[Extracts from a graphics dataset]
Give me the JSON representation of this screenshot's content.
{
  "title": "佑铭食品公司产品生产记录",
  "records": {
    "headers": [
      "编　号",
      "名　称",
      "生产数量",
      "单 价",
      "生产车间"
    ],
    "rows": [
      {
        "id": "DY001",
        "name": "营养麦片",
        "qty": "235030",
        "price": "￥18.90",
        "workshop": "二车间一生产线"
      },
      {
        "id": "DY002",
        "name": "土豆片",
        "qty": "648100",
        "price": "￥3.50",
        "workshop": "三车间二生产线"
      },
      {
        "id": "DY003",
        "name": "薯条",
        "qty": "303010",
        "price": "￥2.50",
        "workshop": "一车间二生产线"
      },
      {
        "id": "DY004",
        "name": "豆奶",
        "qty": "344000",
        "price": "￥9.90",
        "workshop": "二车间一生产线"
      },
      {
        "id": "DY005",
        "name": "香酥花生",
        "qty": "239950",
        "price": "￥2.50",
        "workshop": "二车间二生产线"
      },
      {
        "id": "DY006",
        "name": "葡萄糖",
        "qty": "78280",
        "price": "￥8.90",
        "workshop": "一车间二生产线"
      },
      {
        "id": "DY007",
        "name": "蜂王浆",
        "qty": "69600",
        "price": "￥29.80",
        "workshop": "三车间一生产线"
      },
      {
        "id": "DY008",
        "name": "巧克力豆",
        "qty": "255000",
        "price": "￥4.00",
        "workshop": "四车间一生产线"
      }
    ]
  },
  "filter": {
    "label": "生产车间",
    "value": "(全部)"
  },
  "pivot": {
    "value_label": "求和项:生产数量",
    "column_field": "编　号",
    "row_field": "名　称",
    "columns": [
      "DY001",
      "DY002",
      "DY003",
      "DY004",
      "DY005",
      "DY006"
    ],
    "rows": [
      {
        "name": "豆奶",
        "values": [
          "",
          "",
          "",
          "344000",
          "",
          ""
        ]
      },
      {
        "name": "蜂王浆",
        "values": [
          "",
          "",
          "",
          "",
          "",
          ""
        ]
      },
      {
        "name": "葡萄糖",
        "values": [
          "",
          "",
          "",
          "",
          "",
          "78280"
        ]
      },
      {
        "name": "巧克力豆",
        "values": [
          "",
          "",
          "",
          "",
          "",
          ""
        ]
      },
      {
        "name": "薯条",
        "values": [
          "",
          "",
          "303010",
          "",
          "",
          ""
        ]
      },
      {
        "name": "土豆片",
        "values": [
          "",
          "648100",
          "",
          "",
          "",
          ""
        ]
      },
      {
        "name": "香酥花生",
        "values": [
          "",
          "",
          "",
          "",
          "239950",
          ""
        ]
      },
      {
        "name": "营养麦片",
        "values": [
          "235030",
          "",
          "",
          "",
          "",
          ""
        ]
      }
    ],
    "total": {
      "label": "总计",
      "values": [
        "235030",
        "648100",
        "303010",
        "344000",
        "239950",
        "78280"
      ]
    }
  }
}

WHAT YOU WILL DO:
Your task is to report how many lines of the material include the string "price". Give the number and no other words.

COMPLETE ANSWER:
8